#### [WHAT YOU ARE ASKED TO DO]
Compile every line that includes the word "JSON".

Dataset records
┄┄┄┄┄┄┄┄┄┄┄┄┄┄┄┄┄┄┄┄
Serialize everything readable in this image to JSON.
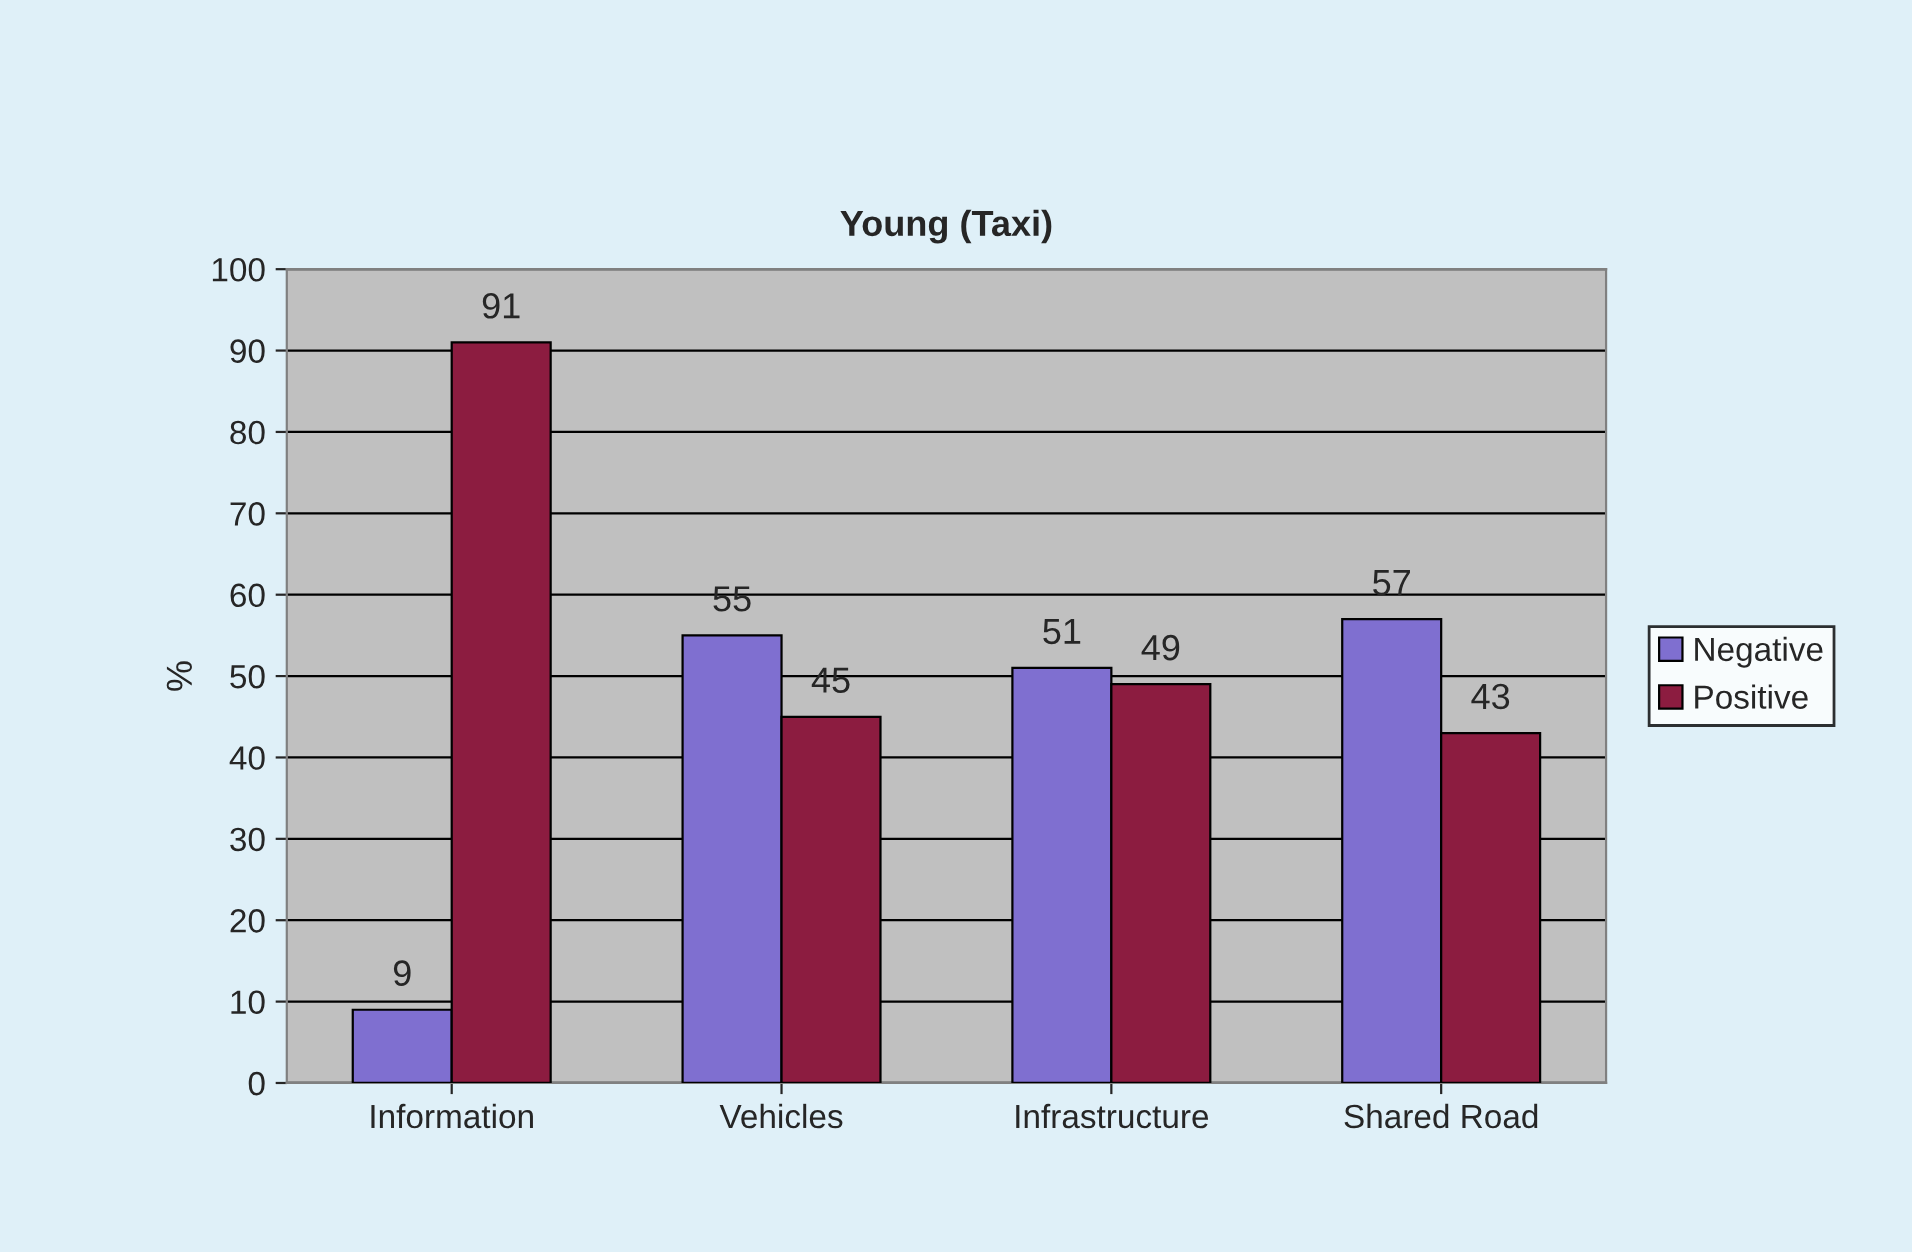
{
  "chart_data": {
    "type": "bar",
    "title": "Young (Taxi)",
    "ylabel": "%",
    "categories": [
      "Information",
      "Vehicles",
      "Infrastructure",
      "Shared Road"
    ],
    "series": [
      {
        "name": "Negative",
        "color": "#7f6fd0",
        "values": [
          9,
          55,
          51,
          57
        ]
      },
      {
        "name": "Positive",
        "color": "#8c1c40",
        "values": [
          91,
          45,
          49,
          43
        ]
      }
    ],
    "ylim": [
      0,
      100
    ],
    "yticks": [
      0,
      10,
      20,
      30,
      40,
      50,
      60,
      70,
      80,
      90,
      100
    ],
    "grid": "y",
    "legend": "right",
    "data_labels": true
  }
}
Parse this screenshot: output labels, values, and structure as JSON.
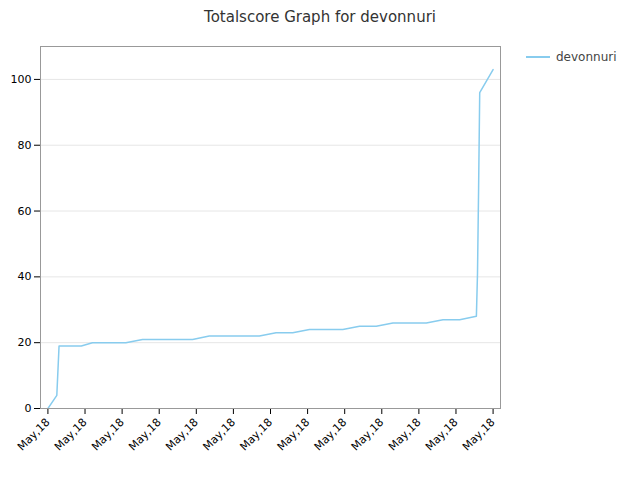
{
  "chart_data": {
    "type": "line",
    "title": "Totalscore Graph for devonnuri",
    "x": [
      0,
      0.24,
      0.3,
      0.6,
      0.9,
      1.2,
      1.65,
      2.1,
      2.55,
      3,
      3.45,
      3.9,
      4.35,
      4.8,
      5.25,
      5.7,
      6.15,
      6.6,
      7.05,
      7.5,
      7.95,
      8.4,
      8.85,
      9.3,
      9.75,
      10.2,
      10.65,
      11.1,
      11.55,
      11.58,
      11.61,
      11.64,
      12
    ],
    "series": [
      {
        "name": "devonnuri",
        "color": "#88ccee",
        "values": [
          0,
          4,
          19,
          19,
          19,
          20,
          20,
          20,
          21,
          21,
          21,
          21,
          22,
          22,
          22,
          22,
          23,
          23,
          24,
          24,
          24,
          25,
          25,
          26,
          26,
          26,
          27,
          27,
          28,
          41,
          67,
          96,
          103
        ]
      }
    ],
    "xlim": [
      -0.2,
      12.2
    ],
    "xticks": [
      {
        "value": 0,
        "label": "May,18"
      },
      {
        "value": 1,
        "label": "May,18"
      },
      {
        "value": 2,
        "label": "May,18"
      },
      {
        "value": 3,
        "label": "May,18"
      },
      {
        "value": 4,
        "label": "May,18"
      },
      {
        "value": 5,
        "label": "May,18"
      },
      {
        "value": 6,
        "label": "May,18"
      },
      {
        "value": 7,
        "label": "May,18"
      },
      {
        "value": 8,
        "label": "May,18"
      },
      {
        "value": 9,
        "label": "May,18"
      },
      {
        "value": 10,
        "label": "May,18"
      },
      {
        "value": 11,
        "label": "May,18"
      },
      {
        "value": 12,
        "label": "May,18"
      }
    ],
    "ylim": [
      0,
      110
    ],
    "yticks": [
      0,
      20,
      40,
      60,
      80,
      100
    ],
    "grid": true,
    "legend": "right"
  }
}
┄┄┄┄┄┄┄┄┄┄┄┄┄┄┄┄┄┄┄┄
#### [ANSWER TO THIS TASK]
Serialize everything readable in this image to JSON.
Parse this screenshot: output labels, values, and structure as JSON.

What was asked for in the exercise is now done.